Figure record listings >>
◆ ◆ ◆ ◆ ◆
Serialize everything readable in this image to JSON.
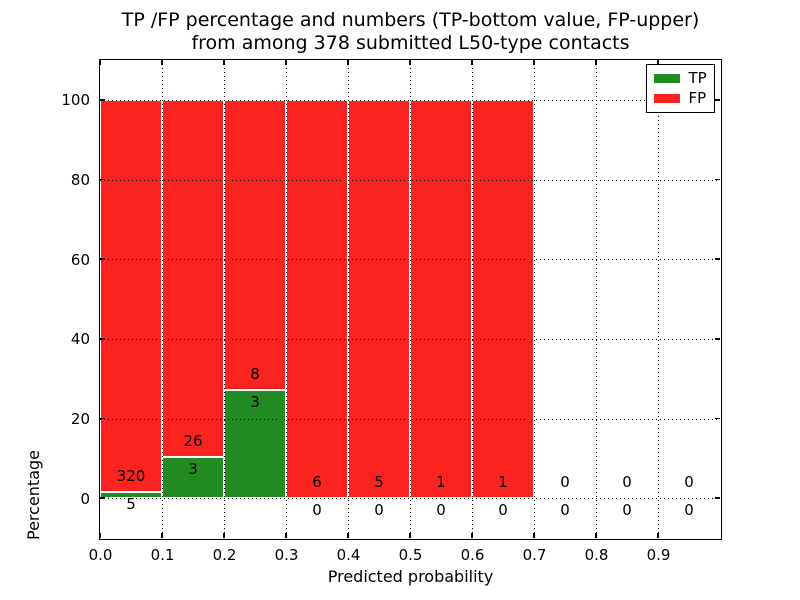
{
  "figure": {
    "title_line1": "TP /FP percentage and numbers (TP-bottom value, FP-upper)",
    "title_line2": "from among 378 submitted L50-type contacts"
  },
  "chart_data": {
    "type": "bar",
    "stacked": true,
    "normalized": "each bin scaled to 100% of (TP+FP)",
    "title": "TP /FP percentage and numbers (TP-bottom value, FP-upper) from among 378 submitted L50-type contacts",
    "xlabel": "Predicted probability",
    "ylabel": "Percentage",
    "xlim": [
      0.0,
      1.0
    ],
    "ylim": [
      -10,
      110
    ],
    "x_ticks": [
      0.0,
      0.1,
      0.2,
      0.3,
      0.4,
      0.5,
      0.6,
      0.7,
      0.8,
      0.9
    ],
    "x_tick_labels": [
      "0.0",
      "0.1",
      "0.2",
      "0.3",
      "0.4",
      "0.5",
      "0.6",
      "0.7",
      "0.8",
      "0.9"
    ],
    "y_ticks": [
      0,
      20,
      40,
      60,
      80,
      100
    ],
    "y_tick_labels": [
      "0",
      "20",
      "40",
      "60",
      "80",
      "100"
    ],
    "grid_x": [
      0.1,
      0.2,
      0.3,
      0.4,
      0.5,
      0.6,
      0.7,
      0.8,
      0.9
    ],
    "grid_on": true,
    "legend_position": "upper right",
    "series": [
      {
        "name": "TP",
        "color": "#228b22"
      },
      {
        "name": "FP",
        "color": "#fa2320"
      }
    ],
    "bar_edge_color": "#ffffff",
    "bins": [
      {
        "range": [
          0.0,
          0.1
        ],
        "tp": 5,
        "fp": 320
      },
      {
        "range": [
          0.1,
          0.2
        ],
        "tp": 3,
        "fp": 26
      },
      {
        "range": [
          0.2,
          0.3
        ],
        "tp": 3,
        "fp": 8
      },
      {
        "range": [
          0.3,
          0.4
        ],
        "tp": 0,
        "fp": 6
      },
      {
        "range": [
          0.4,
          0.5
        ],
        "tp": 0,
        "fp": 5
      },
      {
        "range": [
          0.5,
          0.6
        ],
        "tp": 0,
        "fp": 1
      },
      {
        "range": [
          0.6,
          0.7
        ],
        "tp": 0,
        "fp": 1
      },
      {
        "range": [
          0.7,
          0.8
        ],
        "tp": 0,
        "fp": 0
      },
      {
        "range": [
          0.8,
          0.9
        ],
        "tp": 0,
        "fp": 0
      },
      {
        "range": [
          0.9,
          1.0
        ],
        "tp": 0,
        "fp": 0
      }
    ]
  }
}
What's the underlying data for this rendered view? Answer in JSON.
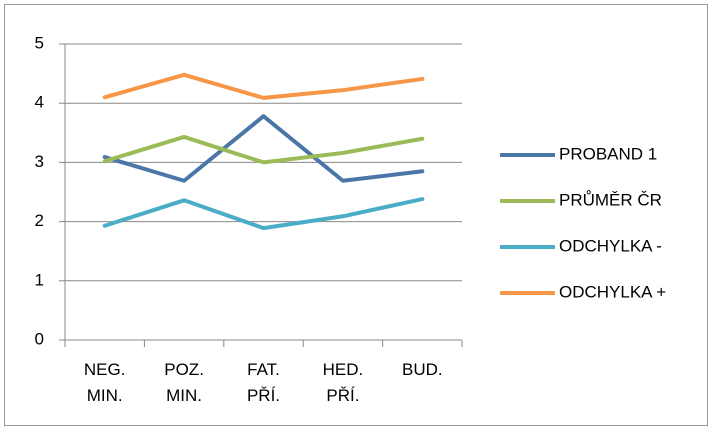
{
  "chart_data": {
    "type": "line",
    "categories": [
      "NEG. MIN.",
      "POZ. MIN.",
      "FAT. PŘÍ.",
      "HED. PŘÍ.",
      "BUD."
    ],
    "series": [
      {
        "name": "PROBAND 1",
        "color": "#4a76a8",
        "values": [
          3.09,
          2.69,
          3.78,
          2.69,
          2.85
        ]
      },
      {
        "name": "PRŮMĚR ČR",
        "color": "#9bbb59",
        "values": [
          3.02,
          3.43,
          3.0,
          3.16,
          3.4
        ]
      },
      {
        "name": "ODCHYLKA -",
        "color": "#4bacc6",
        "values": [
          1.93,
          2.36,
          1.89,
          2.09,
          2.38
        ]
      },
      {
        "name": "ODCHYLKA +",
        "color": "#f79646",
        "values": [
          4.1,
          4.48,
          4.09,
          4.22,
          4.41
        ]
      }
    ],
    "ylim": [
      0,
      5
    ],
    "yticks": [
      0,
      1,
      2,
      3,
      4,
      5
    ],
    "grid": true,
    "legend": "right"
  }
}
◆ ◆ ◆ ◆ ◆
Your instructions >> Here the job is to quote the lines from the one with "What's the underlying" through the end of the material, both included, exactly; please skip the pictures.

Output of the exercise >>
What's the underlying data for this rendered view? Answer in JSON.
{
  "chart_data": {
    "type": "line",
    "categories": [
      "NEG. MIN.",
      "POZ. MIN.",
      "FAT. PŘÍ.",
      "HED. PŘÍ.",
      "BUD."
    ],
    "series": [
      {
        "name": "PROBAND 1",
        "color": "#4a76a8",
        "values": [
          3.09,
          2.69,
          3.78,
          2.69,
          2.85
        ]
      },
      {
        "name": "PRŮMĚR ČR",
        "color": "#9bbb59",
        "values": [
          3.02,
          3.43,
          3.0,
          3.16,
          3.4
        ]
      },
      {
        "name": "ODCHYLKA -",
        "color": "#4bacc6",
        "values": [
          1.93,
          2.36,
          1.89,
          2.09,
          2.38
        ]
      },
      {
        "name": "ODCHYLKA +",
        "color": "#f79646",
        "values": [
          4.1,
          4.48,
          4.09,
          4.22,
          4.41
        ]
      }
    ],
    "ylim": [
      0,
      5
    ],
    "yticks": [
      0,
      1,
      2,
      3,
      4,
      5
    ],
    "grid": true,
    "legend": "right"
  }
}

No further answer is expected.